*Given records*
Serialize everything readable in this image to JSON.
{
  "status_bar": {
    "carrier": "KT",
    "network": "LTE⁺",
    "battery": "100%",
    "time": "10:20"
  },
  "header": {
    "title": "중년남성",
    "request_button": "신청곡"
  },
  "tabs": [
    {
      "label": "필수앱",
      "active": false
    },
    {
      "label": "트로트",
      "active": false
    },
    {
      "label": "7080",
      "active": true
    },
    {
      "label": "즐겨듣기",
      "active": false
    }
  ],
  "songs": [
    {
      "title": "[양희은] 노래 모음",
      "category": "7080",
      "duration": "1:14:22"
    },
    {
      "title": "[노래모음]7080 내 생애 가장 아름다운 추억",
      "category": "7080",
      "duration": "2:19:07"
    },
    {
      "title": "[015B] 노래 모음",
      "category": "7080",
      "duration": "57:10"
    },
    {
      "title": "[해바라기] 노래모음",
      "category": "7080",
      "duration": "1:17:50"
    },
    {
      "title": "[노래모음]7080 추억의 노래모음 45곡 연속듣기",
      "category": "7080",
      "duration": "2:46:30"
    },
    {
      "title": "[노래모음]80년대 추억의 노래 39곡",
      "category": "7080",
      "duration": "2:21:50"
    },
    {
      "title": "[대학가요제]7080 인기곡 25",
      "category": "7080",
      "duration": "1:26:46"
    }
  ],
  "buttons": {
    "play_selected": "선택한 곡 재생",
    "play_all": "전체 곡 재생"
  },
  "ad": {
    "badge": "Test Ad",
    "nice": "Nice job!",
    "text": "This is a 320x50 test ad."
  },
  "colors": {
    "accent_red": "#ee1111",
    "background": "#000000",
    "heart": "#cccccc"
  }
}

*Task to carry out*
All of the records must be repeated exactly.

*Final result*
Serialize everything readable in this image to JSON.
{
  "status_bar": {
    "carrier": "KT",
    "network": "LTE⁺",
    "battery": "100%",
    "time": "10:20"
  },
  "header": {
    "title": "중년남성",
    "request_button": "신청곡"
  },
  "tabs": [
    {
      "label": "필수앱",
      "active": false
    },
    {
      "label": "트로트",
      "active": false
    },
    {
      "label": "7080",
      "active": true
    },
    {
      "label": "즐겨듣기",
      "active": false
    }
  ],
  "songs": [
    {
      "title": "[양희은] 노래 모음",
      "category": "7080",
      "duration": "1:14:22"
    },
    {
      "title": "[노래모음]7080 내 생애 가장 아름다운 추억",
      "category": "7080",
      "duration": "2:19:07"
    },
    {
      "title": "[015B] 노래 모음",
      "category": "7080",
      "duration": "57:10"
    },
    {
      "title": "[해바라기] 노래모음",
      "category": "7080",
      "duration": "1:17:50"
    },
    {
      "title": "[노래모음]7080 추억의 노래모음 45곡 연속듣기",
      "category": "7080",
      "duration": "2:46:30"
    },
    {
      "title": "[노래모음]80년대 추억의 노래 39곡",
      "category": "7080",
      "duration": "2:21:50"
    },
    {
      "title": "[대학가요제]7080 인기곡 25",
      "category": "7080",
      "duration": "1:26:46"
    }
  ],
  "buttons": {
    "play_selected": "선택한 곡 재생",
    "play_all": "전체 곡 재생"
  },
  "ad": {
    "badge": "Test Ad",
    "nice": "Nice job!",
    "text": "This is a 320x50 test ad."
  },
  "colors": {
    "accent_red": "#ee1111",
    "background": "#000000",
    "heart": "#cccccc"
  }
}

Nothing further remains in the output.